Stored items
+===+

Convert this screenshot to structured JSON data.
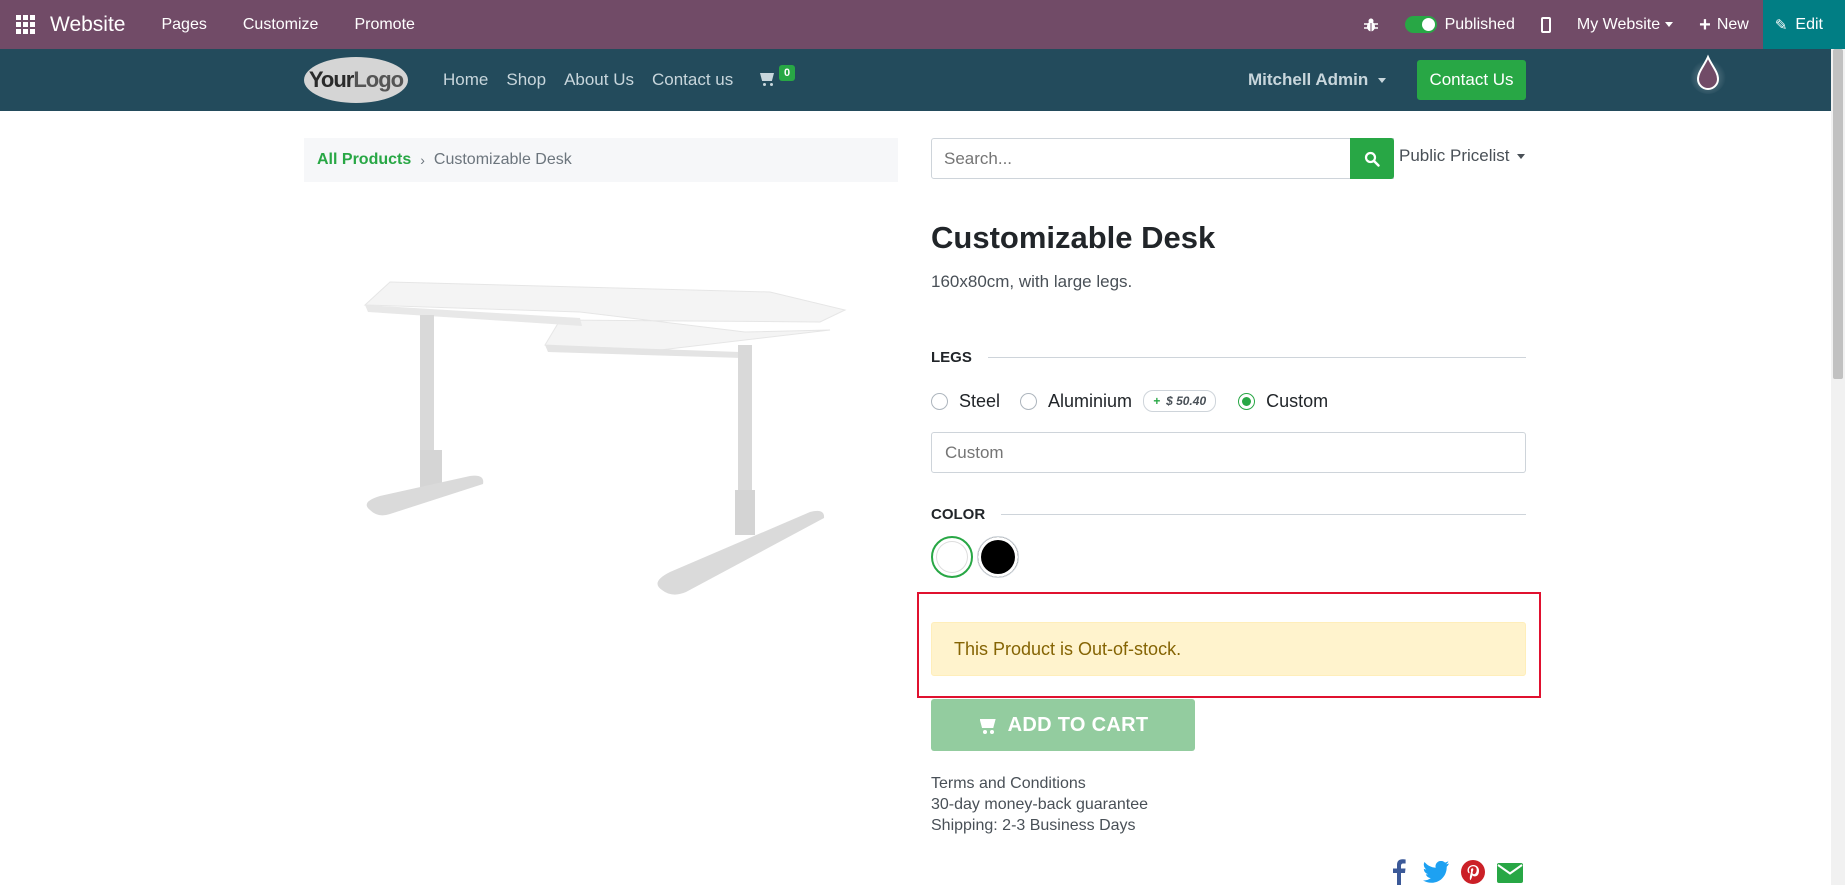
{
  "adminbar": {
    "brand": "Website",
    "menu": [
      "Pages",
      "Customize",
      "Promote"
    ],
    "published_label": "Published",
    "website_selector": "My Website",
    "new_label": "New",
    "edit_label": "Edit",
    "color": "#714b67"
  },
  "sitenav": {
    "logo": {
      "your": "Your",
      "logo": "Logo"
    },
    "links": [
      "Home",
      "Shop",
      "About Us",
      "Contact us"
    ],
    "cart_count": "0",
    "user": "Mitchell Admin",
    "contact_button": "Contact Us",
    "color": "#234b5c"
  },
  "breadcrumb": {
    "parent": "All Products",
    "current": "Customizable Desk"
  },
  "search": {
    "placeholder": "Search..."
  },
  "pricelist": "Public Pricelist",
  "product": {
    "name": "Customizable Desk",
    "description": "160x80cm, with large legs.",
    "legs": {
      "label": "LEGS",
      "options": [
        {
          "label": "Steel",
          "checked": false
        },
        {
          "label": "Aluminium",
          "checked": false,
          "extra_prefix": "+",
          "extra_price": "$ 50.40"
        },
        {
          "label": "Custom",
          "checked": true
        }
      ],
      "custom_value_placeholder": "Custom"
    },
    "color": {
      "label": "COLOR",
      "swatches": [
        {
          "name": "white",
          "hex": "#ffffff",
          "selected": true
        },
        {
          "name": "black",
          "hex": "#000000",
          "selected": false
        }
      ]
    },
    "stock_alert": "This Product is Out-of-stock.",
    "add_to_cart": "ADD TO CART",
    "terms": [
      "Terms and Conditions",
      "30-day money-back guarantee",
      "Shipping: 2-3 Business Days"
    ]
  },
  "share": {
    "icons": [
      "facebook-icon",
      "twitter-icon",
      "pinterest-icon",
      "email-icon"
    ]
  }
}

+===+

WHAT YOU WILL DO
Show the lines of the data that hold the word "checked".

SOLUTION TO THIS TASK
          "checked": false
          "checked": false,
          "checked": true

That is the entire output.